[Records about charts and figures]
::::::::::
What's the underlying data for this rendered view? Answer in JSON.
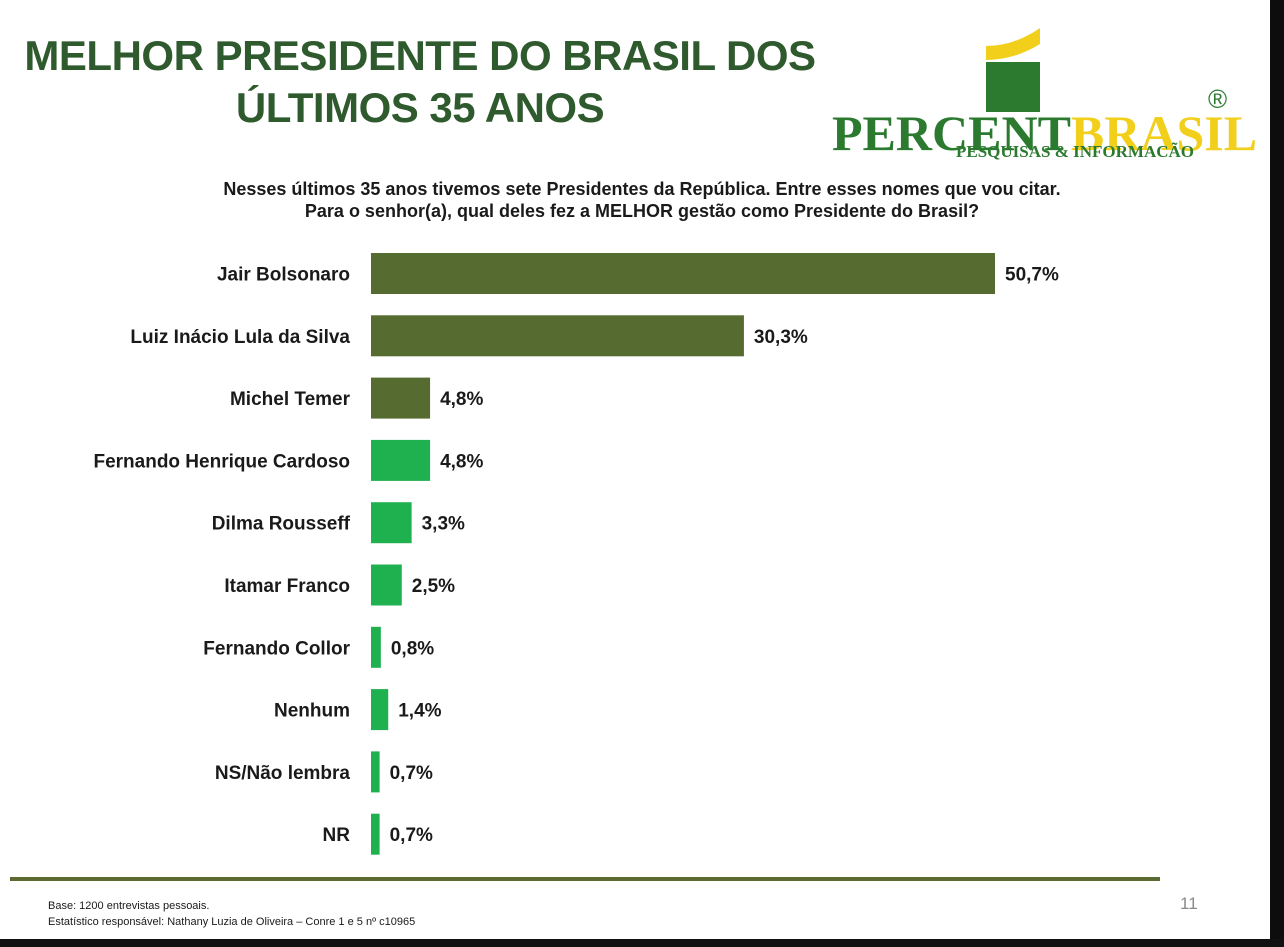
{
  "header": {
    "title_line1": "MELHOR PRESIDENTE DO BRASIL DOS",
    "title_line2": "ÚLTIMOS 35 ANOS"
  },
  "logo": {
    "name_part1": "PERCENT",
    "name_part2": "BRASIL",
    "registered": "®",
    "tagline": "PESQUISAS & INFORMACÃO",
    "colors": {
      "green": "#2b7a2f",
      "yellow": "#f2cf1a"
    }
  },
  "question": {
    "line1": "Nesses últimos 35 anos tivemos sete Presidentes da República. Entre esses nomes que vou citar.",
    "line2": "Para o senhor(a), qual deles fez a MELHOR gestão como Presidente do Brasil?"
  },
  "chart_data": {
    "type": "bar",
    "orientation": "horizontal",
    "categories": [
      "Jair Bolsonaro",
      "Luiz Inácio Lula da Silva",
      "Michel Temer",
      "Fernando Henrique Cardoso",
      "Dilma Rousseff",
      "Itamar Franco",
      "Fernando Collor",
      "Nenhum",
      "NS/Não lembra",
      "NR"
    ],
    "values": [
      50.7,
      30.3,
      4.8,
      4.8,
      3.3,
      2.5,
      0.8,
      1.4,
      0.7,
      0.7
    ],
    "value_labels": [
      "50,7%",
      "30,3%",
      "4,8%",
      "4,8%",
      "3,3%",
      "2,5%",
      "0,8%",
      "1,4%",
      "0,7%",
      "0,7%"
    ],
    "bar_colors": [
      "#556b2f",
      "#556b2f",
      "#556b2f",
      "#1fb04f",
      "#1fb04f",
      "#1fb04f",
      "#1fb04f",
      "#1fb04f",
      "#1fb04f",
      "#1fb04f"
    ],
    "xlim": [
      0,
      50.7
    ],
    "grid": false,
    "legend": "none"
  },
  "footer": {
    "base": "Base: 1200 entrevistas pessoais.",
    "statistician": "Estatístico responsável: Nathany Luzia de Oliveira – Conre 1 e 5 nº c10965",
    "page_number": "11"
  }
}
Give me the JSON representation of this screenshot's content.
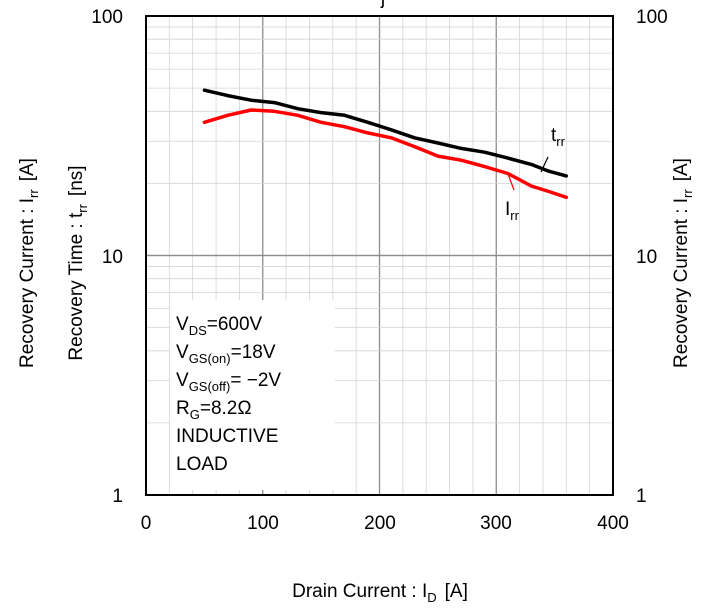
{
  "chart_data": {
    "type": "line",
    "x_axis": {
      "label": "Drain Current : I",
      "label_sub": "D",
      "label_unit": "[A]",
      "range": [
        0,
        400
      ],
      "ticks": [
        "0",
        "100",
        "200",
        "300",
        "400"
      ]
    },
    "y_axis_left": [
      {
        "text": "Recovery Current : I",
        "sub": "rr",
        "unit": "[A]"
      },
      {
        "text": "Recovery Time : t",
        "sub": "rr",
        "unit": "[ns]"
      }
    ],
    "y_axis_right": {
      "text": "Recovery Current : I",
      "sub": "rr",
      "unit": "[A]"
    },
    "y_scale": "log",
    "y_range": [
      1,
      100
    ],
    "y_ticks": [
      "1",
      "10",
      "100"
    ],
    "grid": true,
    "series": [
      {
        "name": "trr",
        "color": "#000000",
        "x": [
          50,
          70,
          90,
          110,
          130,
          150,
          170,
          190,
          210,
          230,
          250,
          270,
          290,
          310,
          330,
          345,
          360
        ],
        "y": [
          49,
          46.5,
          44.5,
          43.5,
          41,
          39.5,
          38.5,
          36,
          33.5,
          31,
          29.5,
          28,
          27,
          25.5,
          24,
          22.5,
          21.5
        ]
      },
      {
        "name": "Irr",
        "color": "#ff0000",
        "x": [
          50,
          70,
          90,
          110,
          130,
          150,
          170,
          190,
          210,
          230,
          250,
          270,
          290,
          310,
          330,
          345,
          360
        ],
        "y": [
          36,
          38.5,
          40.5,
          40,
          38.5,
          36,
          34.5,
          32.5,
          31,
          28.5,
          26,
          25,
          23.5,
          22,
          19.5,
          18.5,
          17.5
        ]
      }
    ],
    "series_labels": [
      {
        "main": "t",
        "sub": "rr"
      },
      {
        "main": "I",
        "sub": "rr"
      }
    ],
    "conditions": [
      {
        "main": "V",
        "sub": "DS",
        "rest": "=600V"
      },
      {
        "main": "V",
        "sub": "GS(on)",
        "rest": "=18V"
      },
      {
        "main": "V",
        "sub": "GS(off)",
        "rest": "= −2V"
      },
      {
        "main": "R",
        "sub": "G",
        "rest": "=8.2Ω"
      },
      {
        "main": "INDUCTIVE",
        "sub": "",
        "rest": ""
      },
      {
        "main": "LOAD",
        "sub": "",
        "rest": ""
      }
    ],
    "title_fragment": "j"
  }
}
::::::::::
_WHAT TO DO:_ Every entry must be transcribed exactly. Pictures do not belong in the copy.

_FULL RESPONSE:_
What's the underlying data for this rendered view? Answer in JSON.
{
  "header": {
    "title_line1": "MELHOR PRESIDENTE DO BRASIL DOS",
    "title_line2": "ÚLTIMOS 35 ANOS"
  },
  "logo": {
    "name_part1": "PERCENT",
    "name_part2": "BRASIL",
    "registered": "®",
    "tagline": "PESQUISAS & INFORMACÃO",
    "colors": {
      "green": "#2b7a2f",
      "yellow": "#f2cf1a"
    }
  },
  "question": {
    "line1": "Nesses últimos 35 anos tivemos sete Presidentes da República. Entre esses nomes que vou citar.",
    "line2": "Para o senhor(a), qual deles fez a MELHOR gestão como Presidente do Brasil?"
  },
  "chart_data": {
    "type": "bar",
    "orientation": "horizontal",
    "categories": [
      "Jair Bolsonaro",
      "Luiz Inácio Lula da Silva",
      "Michel Temer",
      "Fernando Henrique Cardoso",
      "Dilma Rousseff",
      "Itamar Franco",
      "Fernando Collor",
      "Nenhum",
      "NS/Não lembra",
      "NR"
    ],
    "values": [
      50.7,
      30.3,
      4.8,
      4.8,
      3.3,
      2.5,
      0.8,
      1.4,
      0.7,
      0.7
    ],
    "value_labels": [
      "50,7%",
      "30,3%",
      "4,8%",
      "4,8%",
      "3,3%",
      "2,5%",
      "0,8%",
      "1,4%",
      "0,7%",
      "0,7%"
    ],
    "bar_colors": [
      "#556b2f",
      "#556b2f",
      "#556b2f",
      "#1fb04f",
      "#1fb04f",
      "#1fb04f",
      "#1fb04f",
      "#1fb04f",
      "#1fb04f",
      "#1fb04f"
    ],
    "xlim": [
      0,
      50.7
    ],
    "grid": false,
    "legend": "none"
  },
  "footer": {
    "base": "Base: 1200 entrevistas pessoais.",
    "statistician": "Estatístico responsável: Nathany Luzia de Oliveira – Conre 1 e 5 nº c10965",
    "page_number": "11"
  }
}
Give me the JSON representation of this screenshot's content.
{
  "chart_data": {
    "type": "line",
    "x_axis": {
      "label": "Drain Current : I",
      "label_sub": "D",
      "label_unit": "[A]",
      "range": [
        0,
        400
      ],
      "ticks": [
        "0",
        "100",
        "200",
        "300",
        "400"
      ]
    },
    "y_axis_left": [
      {
        "text": "Recovery Current : I",
        "sub": "rr",
        "unit": "[A]"
      },
      {
        "text": "Recovery Time : t",
        "sub": "rr",
        "unit": "[ns]"
      }
    ],
    "y_axis_right": {
      "text": "Recovery Current : I",
      "sub": "rr",
      "unit": "[A]"
    },
    "y_scale": "log",
    "y_range": [
      1,
      100
    ],
    "y_ticks": [
      "1",
      "10",
      "100"
    ],
    "grid": true,
    "series": [
      {
        "name": "trr",
        "color": "#000000",
        "x": [
          50,
          70,
          90,
          110,
          130,
          150,
          170,
          190,
          210,
          230,
          250,
          270,
          290,
          310,
          330,
          345,
          360
        ],
        "y": [
          49,
          46.5,
          44.5,
          43.5,
          41,
          39.5,
          38.5,
          36,
          33.5,
          31,
          29.5,
          28,
          27,
          25.5,
          24,
          22.5,
          21.5
        ]
      },
      {
        "name": "Irr",
        "color": "#ff0000",
        "x": [
          50,
          70,
          90,
          110,
          130,
          150,
          170,
          190,
          210,
          230,
          250,
          270,
          290,
          310,
          330,
          345,
          360
        ],
        "y": [
          36,
          38.5,
          40.5,
          40,
          38.5,
          36,
          34.5,
          32.5,
          31,
          28.5,
          26,
          25,
          23.5,
          22,
          19.5,
          18.5,
          17.5
        ]
      }
    ],
    "series_labels": [
      {
        "main": "t",
        "sub": "rr"
      },
      {
        "main": "I",
        "sub": "rr"
      }
    ],
    "conditions": [
      {
        "main": "V",
        "sub": "DS",
        "rest": "=600V"
      },
      {
        "main": "V",
        "sub": "GS(on)",
        "rest": "=18V"
      },
      {
        "main": "V",
        "sub": "GS(off)",
        "rest": "= −2V"
      },
      {
        "main": "R",
        "sub": "G",
        "rest": "=8.2Ω"
      },
      {
        "main": "INDUCTIVE",
        "sub": "",
        "rest": ""
      },
      {
        "main": "LOAD",
        "sub": "",
        "rest": ""
      }
    ],
    "title_fragment": "j"
  }
}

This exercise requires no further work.